Written problem: Would you restate all the data that follows, word for word?
::::
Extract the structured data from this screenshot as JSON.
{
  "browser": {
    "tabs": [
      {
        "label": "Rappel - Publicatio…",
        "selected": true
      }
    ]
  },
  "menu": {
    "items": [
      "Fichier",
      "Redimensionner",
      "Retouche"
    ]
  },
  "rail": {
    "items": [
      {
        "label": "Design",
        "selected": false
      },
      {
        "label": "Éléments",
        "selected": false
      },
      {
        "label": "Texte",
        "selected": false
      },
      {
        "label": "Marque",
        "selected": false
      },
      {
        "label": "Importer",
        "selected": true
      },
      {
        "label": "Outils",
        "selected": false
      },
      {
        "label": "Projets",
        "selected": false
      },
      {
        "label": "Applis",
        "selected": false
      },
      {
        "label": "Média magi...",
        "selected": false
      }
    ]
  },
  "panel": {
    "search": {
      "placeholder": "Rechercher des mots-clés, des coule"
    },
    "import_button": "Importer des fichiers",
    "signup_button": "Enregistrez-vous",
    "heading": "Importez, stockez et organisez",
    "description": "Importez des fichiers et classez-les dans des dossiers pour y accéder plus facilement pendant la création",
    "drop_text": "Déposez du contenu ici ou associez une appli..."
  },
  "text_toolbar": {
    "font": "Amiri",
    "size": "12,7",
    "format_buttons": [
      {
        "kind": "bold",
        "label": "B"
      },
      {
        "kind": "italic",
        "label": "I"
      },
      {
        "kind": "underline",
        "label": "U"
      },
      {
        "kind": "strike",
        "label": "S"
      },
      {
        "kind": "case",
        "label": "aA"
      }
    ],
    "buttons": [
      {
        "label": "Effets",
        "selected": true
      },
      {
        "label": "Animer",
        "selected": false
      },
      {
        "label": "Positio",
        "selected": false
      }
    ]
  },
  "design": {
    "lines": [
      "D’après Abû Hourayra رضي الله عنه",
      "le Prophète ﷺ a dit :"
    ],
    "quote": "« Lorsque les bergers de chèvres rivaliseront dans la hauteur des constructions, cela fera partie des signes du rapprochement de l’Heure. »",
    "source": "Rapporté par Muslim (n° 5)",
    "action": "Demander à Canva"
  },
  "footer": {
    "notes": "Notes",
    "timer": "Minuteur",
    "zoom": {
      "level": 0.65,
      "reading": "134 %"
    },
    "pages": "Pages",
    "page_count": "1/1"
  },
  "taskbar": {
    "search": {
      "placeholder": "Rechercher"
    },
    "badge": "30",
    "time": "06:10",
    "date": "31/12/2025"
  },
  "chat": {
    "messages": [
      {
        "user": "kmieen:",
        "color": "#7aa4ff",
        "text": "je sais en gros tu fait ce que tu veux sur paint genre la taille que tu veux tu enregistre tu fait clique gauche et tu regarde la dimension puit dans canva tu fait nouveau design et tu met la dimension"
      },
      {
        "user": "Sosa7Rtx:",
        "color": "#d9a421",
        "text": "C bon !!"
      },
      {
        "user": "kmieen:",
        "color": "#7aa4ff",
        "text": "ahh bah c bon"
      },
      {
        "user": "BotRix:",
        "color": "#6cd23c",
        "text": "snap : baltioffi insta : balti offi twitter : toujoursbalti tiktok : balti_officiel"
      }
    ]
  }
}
::::
Answer to this task:
Extract the structured data from this screenshot as JSON.
{
  "browser": {
    "tabs": [
      {
        "label": "Rappel - Publicatio…",
        "selected": true
      }
    ]
  },
  "menu": {
    "items": [
      "Fichier",
      "Redimensionner",
      "Retouche"
    ]
  },
  "rail": {
    "items": [
      {
        "label": "Design",
        "selected": false
      },
      {
        "label": "Éléments",
        "selected": false
      },
      {
        "label": "Texte",
        "selected": false
      },
      {
        "label": "Marque",
        "selected": false
      },
      {
        "label": "Importer",
        "selected": true
      },
      {
        "label": "Outils",
        "selected": false
      },
      {
        "label": "Projets",
        "selected": false
      },
      {
        "label": "Applis",
        "selected": false
      },
      {
        "label": "Média magi...",
        "selected": false
      }
    ]
  },
  "panel": {
    "search": {
      "placeholder": "Rechercher des mots-clés, des coule"
    },
    "import_button": "Importer des fichiers",
    "signup_button": "Enregistrez-vous",
    "heading": "Importez, stockez et organisez",
    "description": "Importez des fichiers et classez-les dans des dossiers pour y accéder plus facilement pendant la création",
    "drop_text": "Déposez du contenu ici ou associez une appli..."
  },
  "text_toolbar": {
    "font": "Amiri",
    "size": "12,7",
    "format_buttons": [
      {
        "kind": "bold",
        "label": "B"
      },
      {
        "kind": "italic",
        "label": "I"
      },
      {
        "kind": "underline",
        "label": "U"
      },
      {
        "kind": "strike",
        "label": "S"
      },
      {
        "kind": "case",
        "label": "aA"
      }
    ],
    "buttons": [
      {
        "label": "Effets",
        "selected": true
      },
      {
        "label": "Animer",
        "selected": false
      },
      {
        "label": "Positio",
        "selected": false
      }
    ]
  },
  "design": {
    "lines": [
      "D’après Abû Hourayra رضي الله عنه",
      "le Prophète ﷺ a dit :"
    ],
    "quote": "« Lorsque les bergers de chèvres rivaliseront dans la hauteur des constructions, cela fera partie des signes du rapprochement de l’Heure. »",
    "source": "Rapporté par Muslim (n° 5)",
    "action": "Demander à Canva"
  },
  "footer": {
    "notes": "Notes",
    "timer": "Minuteur",
    "zoom": {
      "level": 0.65,
      "reading": "134 %"
    },
    "pages": "Pages",
    "page_count": "1/1"
  },
  "taskbar": {
    "search": {
      "placeholder": "Rechercher"
    },
    "badge": "30",
    "time": "06:10",
    "date": "31/12/2025"
  },
  "chat": {
    "messages": [
      {
        "user": "kmieen:",
        "color": "#7aa4ff",
        "text": "je sais en gros tu fait ce que tu veux sur paint genre la taille que tu veux tu enregistre tu fait clique gauche et tu regarde la dimension puit dans canva tu fait nouveau design et tu met la dimension"
      },
      {
        "user": "Sosa7Rtx:",
        "color": "#d9a421",
        "text": "C bon !!"
      },
      {
        "user": "kmieen:",
        "color": "#7aa4ff",
        "text": "ahh bah c bon"
      },
      {
        "user": "BotRix:",
        "color": "#6cd23c",
        "text": "snap : baltioffi insta : balti offi twitter : toujoursbalti tiktok : balti_officiel"
      }
    ]
  }
}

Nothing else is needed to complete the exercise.